::: Data shown :::

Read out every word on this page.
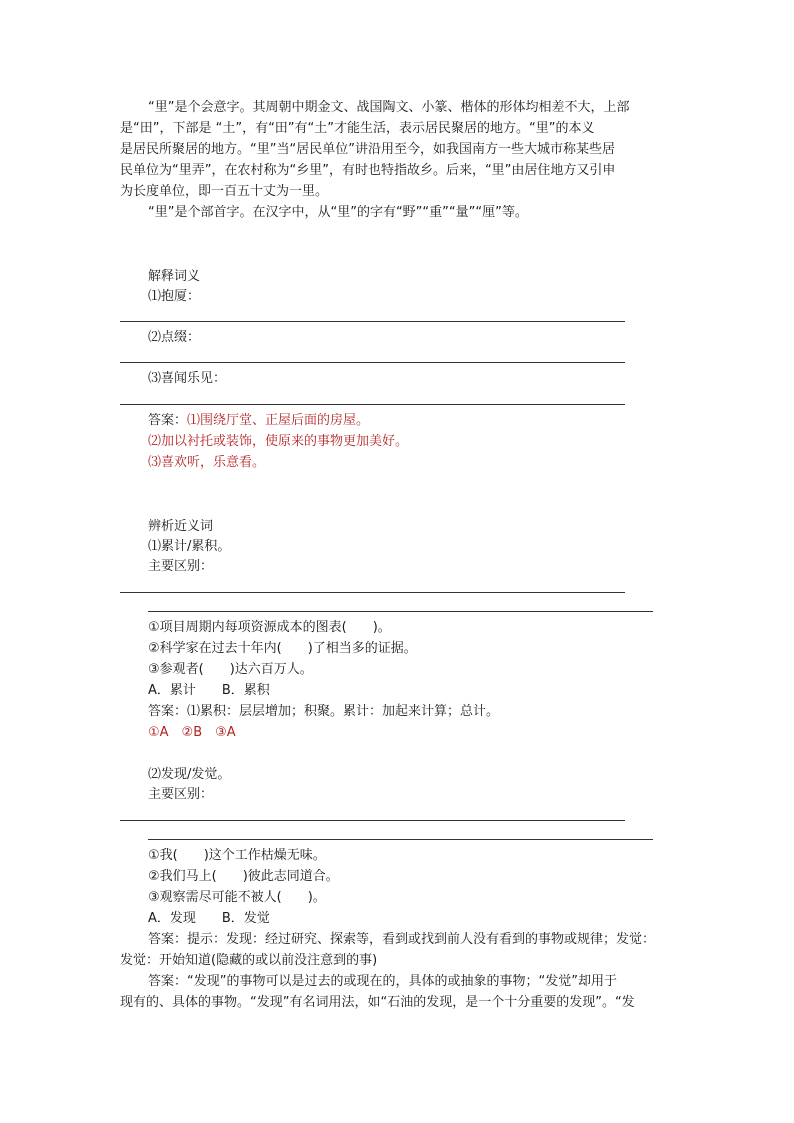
“里”是个会意字。其周朝中期金文、战国陶文、小篆、楷体的形体均相差不大，上部
是“田”，下部是 “土”，有“田”有“土”才能生活，表示居民聚居的地方。“里”的本义
是居民所聚居的地方。“里”当“居民单位”讲沿用至今，如我国南方一些大城市称某些居
民单位为“里弄”，在农村称为“乡里”，有时也特指故乡。后来，“里”由居住地方又引申
为长度单位，即一百五十丈为一里。
“里”是个部首字。在汉字中，从“里”的字有“野”“重”“量”“厘”等。
解释词义
⑴抱厦：
⑵点缀：
⑶喜闻乐见：
答案：⑴围绕厅堂、正屋后面的房屋。
⑵加以衬托或装饰，使原来的事物更加美好。
⑶喜欢听，乐意看。
辨析近义词
⑴累计/累积。
主要区别：
①项目周期内每项资源成本的图表(　　)。
②科学家在过去十年内(　　)了相当多的证据。
③参观者(　　)达六百万人。
A．累计　　B．累积
答案：⑴累积：层层增加；积聚。累计：加起来计算；总计。
①A　②B　③A
⑵发现/发觉。
主要区别：
①我(　　)这个工作枯燥无味。
②我们马上(　　)彼此志同道合。
③观察需尽可能不被人(　　)。
A．发现　　B．发觉
答案：提示：发现：经过研究、探索等，看到或找到前人没有看到的事物或规律；发觉：
发觉：开始知道(隐藏的或以前没注意到的事)
答案：“发现”的事物可以是过去的或现在的，具体的或抽象的事物；“发觉”却用于
现有的、具体的事物。“发现”有名词用法，如“石油的发现，是一个十分重要的发现”。“发
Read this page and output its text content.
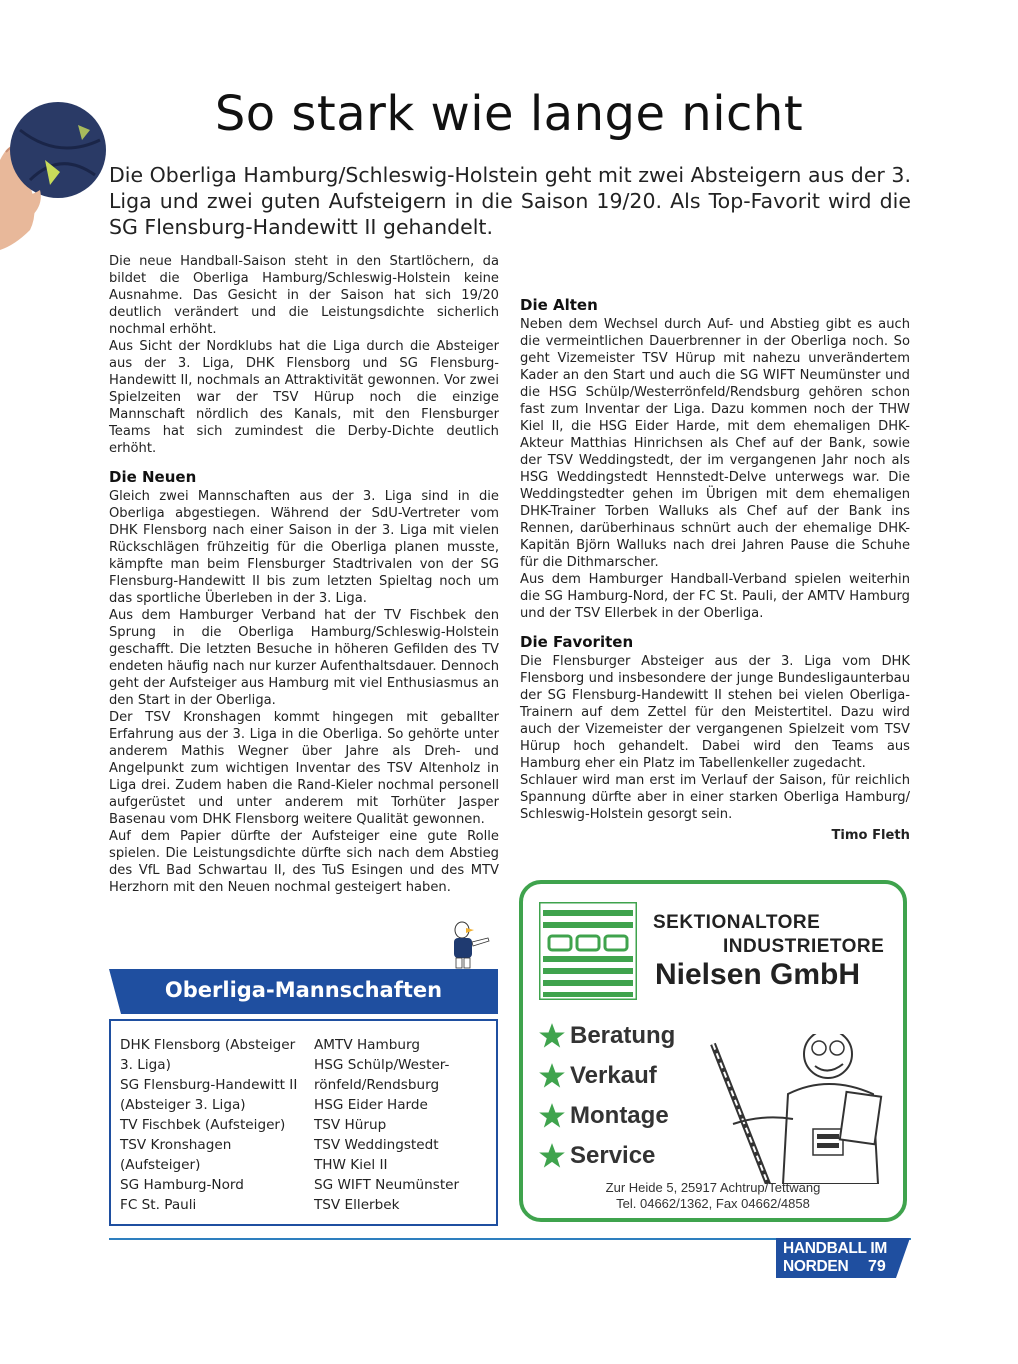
So stark wie lange nicht

Die Oberliga Hamburg/Schleswig-Holstein geht mit zwei Absteigern aus der 3. Liga und zwei guten Aufsteigern in die Saison 19/20. Als Top-Favorit wird die SG Flensburg-Handewitt II gehandelt.

Die neue Handball-Saison steht in den Startlöchern, da bildet die Oberliga Hamburg/Schleswig-Holstein keine Ausnahme. Das Gesicht in der Saison hat sich 19/20 deutlich verändert und die Leistungsdichte sicherlich nochmal erhöht.

Aus Sicht der Nordklubs hat die Liga durch die Absteiger aus der 3. Liga, DHK Flensborg und SG Flensburg-Handewitt II, nochmals an Attraktivität gewonnen. Vor zwei Spielzeiten war der TSV Hürup noch die einzige Mannschaft nördlich des Kanals, mit den Flensburger Teams hat sich zumindest die Derby-Dichte deutlich erhöht.

Die Neuen

Gleich zwei Mannschaften aus der 3. Liga sind in die Oberliga abgestiegen. Während der SdU-Vertreter vom DHK Flensborg nach einer Saison in der 3. Liga mit vielen Rückschlägen frühzeitig für die Oberliga planen musste, kämpfte man beim Flensburger Stadtrivalen von der SG Flensburg-Handewitt II bis zum letzten Spieltag noch um das sportliche Überleben in der 3. Liga.

Aus dem Hamburger Verband hat der TV Fischbek den Sprung in die Oberliga Hamburg/Schleswig-Holstein geschafft. Die letzten Besuche in höheren Gefilden des TV endeten häufig nach nur kurzer Aufenthaltsdauer. Dennoch geht der Aufsteiger aus Hamburg mit viel Enthusiasmus an den Start in der Oberliga.

Der TSV Kronshagen kommt hingegen mit geballter Erfahrung aus der 3. Liga in die Oberliga. So gehörte unter anderem Mathis Wegner über Jahre als Dreh- und Angelpunkt zum wichtigen Inventar des TSV Altenholz in Liga drei. Zudem haben die Rand-Kieler nochmal personell aufgerüstet und unter anderem mit Torhüter Jasper Basenau vom DHK Flensborg weitere Qualität gewonnen.

Auf dem Papier dürfte der Aufsteiger eine gute Rolle spielen. Die Leistungsdichte dürfte sich nach dem Abstieg des VfL Bad Schwartau II, des TuS Esingen und des MTV Herzhorn mit den Neuen nochmal gesteigert haben.

Die Alten

Neben dem Wechsel durch Auf- und Abstieg gibt es auch die vermeintlichen Dauerbrenner in der Oberliga noch. So geht Vizemeister TSV Hürup mit nahezu unverändertem Kader an den Start und auch die SG WIFT Neumünster und die HSG Schülp/Westerrönfeld/Rendsburg gehören schon fast zum Inventar der Liga. Dazu kommen noch der THW Kiel II, die HSG Eider Harde, mit dem ehemaligen DHK-Akteur Matthias Hinrichsen als Chef auf der Bank, sowie der TSV Weddingstedt, der im vergangenen Jahr noch als HSG Weddingstedt Hennstedt-Delve unterwegs war. Die Weddingstedter gehen im Übrigen mit dem ehemaligen DHK-Trainer Torben Walluks als Chef auf der Bank ins Rennen, darüberhinaus schnürt auch der ehemalige DHK-Kapitän Björn Walluks nach drei Jahren Pause die Schuhe für die Dithmarscher.

Aus dem Hamburger Handball-Verband spielen weiterhin die SG Hamburg-Nord, der FC St. Pauli, der AMTV Hamburg und der TSV Ellerbek in der Oberliga.

Die Favoriten

Die Flensburger Absteiger aus der 3. Liga vom DHK Flensborg und insbesondere der junge Bundesligaunterbau der SG Flensburg-Handewitt II stehen bei vielen Oberliga-Trainern auf dem Zettel für den Meistertitel. Dazu wird auch der Vizemeister der vergangenen Spielzeit vom TSV Hürup hoch gehandelt. Dabei wird den Teams aus Hamburg eher ein Platz im Tabellenkeller zugedacht.

Schlauer wird man erst im Verlauf der Saison, für reichlich Spannung dürfte aber in einer starken Oberliga Hamburg/ Schleswig-Holstein gesorgt sein.

Timo Fleth

Oberliga-Mannschaften
DHK Flensborg (Absteiger
3. Liga)
SG Flensburg-Handewitt II
(Absteiger 3. Liga)
TV Fischbek (Aufsteiger)
TSV Kronshagen
(Aufsteiger)
SG Hamburg-Nord
FC St. Pauli
AMTV Hamburg
HSG Schülp/Wester-
rönfeld/Rendsburg
HSG Eider Harde
TSV Hürup
TSV Weddingstedt
THW Kiel II
SG WIFT Neumünster
TSV Ellerbek
SEKTIONALTORE
INDUSTRIETORE
Nielsen GmbH
Beratung
Verkauf
Montage
Service
Zur Heide 5, 25917 Achtrup/Tettwang
Tel. 04662/1362, Fax 04662/4858
HANDBALL IM
NORDEN 79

:::

Exercise prompt:
Each entry above is to be written out again unchanged, apart from the pictures, which are left out.

Output for this exercise:
Read out every word on this page.
“里”是个会意字。其周朝中期金文、战国陶文、小篆、楷体的形体均相差不大，上部
是“田”，下部是 “土”，有“田”有“土”才能生活，表示居民聚居的地方。“里”的本义
是居民所聚居的地方。“里”当“居民单位”讲沿用至今，如我国南方一些大城市称某些居
民单位为“里弄”，在农村称为“乡里”，有时也特指故乡。后来，“里”由居住地方又引申
为长度单位，即一百五十丈为一里。
“里”是个部首字。在汉字中，从“里”的字有“野”“重”“量”“厘”等。
解释词义
⑴抱厦：
⑵点缀：
⑶喜闻乐见：
答案：⑴围绕厅堂、正屋后面的房屋。
⑵加以衬托或装饰，使原来的事物更加美好。
⑶喜欢听，乐意看。
辨析近义词
⑴累计/累积。
主要区别：
①项目周期内每项资源成本的图表(　　)。
②科学家在过去十年内(　　)了相当多的证据。
③参观者(　　)达六百万人。
A．累计　　B．累积
答案：⑴累积：层层增加；积聚。累计：加起来计算；总计。
①A　②B　③A
⑵发现/发觉。
主要区别：
①我(　　)这个工作枯燥无味。
②我们马上(　　)彼此志同道合。
③观察需尽可能不被人(　　)。
A．发现　　B．发觉
答案：提示：发现：经过研究、探索等，看到或找到前人没有看到的事物或规律；发觉：
发觉：开始知道(隐藏的或以前没注意到的事)
答案：“发现”的事物可以是过去的或现在的，具体的或抽象的事物；“发觉”却用于
现有的、具体的事物。“发现”有名词用法，如“石油的发现，是一个十分重要的发现”。“发
Read this page and output its text content.
So stark wie lange nicht

Die Oberliga Hamburg/Schleswig-Holstein geht mit zwei Absteigern aus der 3. Liga und zwei guten Aufsteigern in die Saison 19/20. Als Top-Favorit wird die SG Flensburg-Handewitt II gehandelt.

Die neue Handball-Saison steht in den Startlöchern, da bildet die Oberliga Hamburg/Schleswig-Holstein keine Ausnahme. Das Gesicht in der Saison hat sich 19/20 deutlich verändert und die Leistungsdichte sicherlich nochmal erhöht.

Aus Sicht der Nordklubs hat die Liga durch die Absteiger aus der 3. Liga, DHK Flensborg und SG Flensburg-Handewitt II, nochmals an Attraktivität gewonnen. Vor zwei Spielzeiten war der TSV Hürup noch die einzige Mannschaft nördlich des Kanals, mit den Flensburger Teams hat sich zumindest die Derby-Dichte deutlich erhöht.

Die Neuen

Gleich zwei Mannschaften aus der 3. Liga sind in die Oberliga abgestiegen. Während der SdU-Vertreter vom DHK Flensborg nach einer Saison in der 3. Liga mit vielen Rückschlägen frühzeitig für die Oberliga planen musste, kämpfte man beim Flensburger Stadtrivalen von der SG Flensburg-Handewitt II bis zum letzten Spieltag noch um das sportliche Überleben in der 3. Liga.

Aus dem Hamburger Verband hat der TV Fischbek den Sprung in die Oberliga Hamburg/Schleswig-Holstein geschafft. Die letzten Besuche in höheren Gefilden des TV endeten häufig nach nur kurzer Aufenthaltsdauer. Dennoch geht der Aufsteiger aus Hamburg mit viel Enthusiasmus an den Start in der Oberliga.

Der TSV Kronshagen kommt hingegen mit geballter Erfahrung aus der 3. Liga in die Oberliga. So gehörte unter anderem Mathis Wegner über Jahre als Dreh- und Angelpunkt zum wichtigen Inventar des TSV Altenholz in Liga drei. Zudem haben die Rand-Kieler nochmal personell aufgerüstet und unter anderem mit Torhüter Jasper Basenau vom DHK Flensborg weitere Qualität gewonnen.

Auf dem Papier dürfte der Aufsteiger eine gute Rolle spielen. Die Leistungsdichte dürfte sich nach dem Abstieg des VfL Bad Schwartau II, des TuS Esingen und des MTV Herzhorn mit den Neuen nochmal gesteigert haben.

Die Alten

Neben dem Wechsel durch Auf- und Abstieg gibt es auch die vermeintlichen Dauerbrenner in der Oberliga noch. So geht Vizemeister TSV Hürup mit nahezu unverändertem Kader an den Start und auch die SG WIFT Neumünster und die HSG Schülp/Westerrönfeld/Rendsburg gehören schon fast zum Inventar der Liga. Dazu kommen noch der THW Kiel II, die HSG Eider Harde, mit dem ehemaligen DHK-Akteur Matthias Hinrichsen als Chef auf der Bank, sowie der TSV Weddingstedt, der im vergangenen Jahr noch als HSG Weddingstedt Hennstedt-Delve unterwegs war. Die Weddingstedter gehen im Übrigen mit dem ehemaligen DHK-Trainer Torben Walluks als Chef auf der Bank ins Rennen, darüberhinaus schnürt auch der ehemalige DHK-Kapitän Björn Walluks nach drei Jahren Pause die Schuhe für die Dithmarscher.

Aus dem Hamburger Handball-Verband spielen weiterhin die SG Hamburg-Nord, der FC St. Pauli, der AMTV Hamburg und der TSV Ellerbek in der Oberliga.

Die Favoriten

Die Flensburger Absteiger aus der 3. Liga vom DHK Flensborg und insbesondere der junge Bundesligaunterbau der SG Flensburg-Handewitt II stehen bei vielen Oberliga-Trainern auf dem Zettel für den Meistertitel. Dazu wird auch der Vizemeister der vergangenen Spielzeit vom TSV Hürup hoch gehandelt. Dabei wird den Teams aus Hamburg eher ein Platz im Tabellenkeller zugedacht.

Schlauer wird man erst im Verlauf der Saison, für reichlich Spannung dürfte aber in einer starken Oberliga Hamburg/ Schleswig-Holstein gesorgt sein.

Timo Fleth

Oberliga-Mannschaften
DHK Flensborg (Absteiger
3. Liga)
SG Flensburg-Handewitt II
(Absteiger 3. Liga)
TV Fischbek (Aufsteiger)
TSV Kronshagen
(Aufsteiger)
SG Hamburg-Nord
FC St. Pauli
AMTV Hamburg
HSG Schülp/Wester-
rönfeld/Rendsburg
HSG Eider Harde
TSV Hürup
TSV Weddingstedt
THW Kiel II
SG WIFT Neumünster
TSV Ellerbek
SEKTIONALTORE
INDUSTRIETORE
Nielsen GmbH
Beratung
Verkauf
Montage
Service
Zur Heide 5, 25917 Achtrup/Tettwang
Tel. 04662/1362, Fax 04662/4858
HANDBALL IM
NORDEN 79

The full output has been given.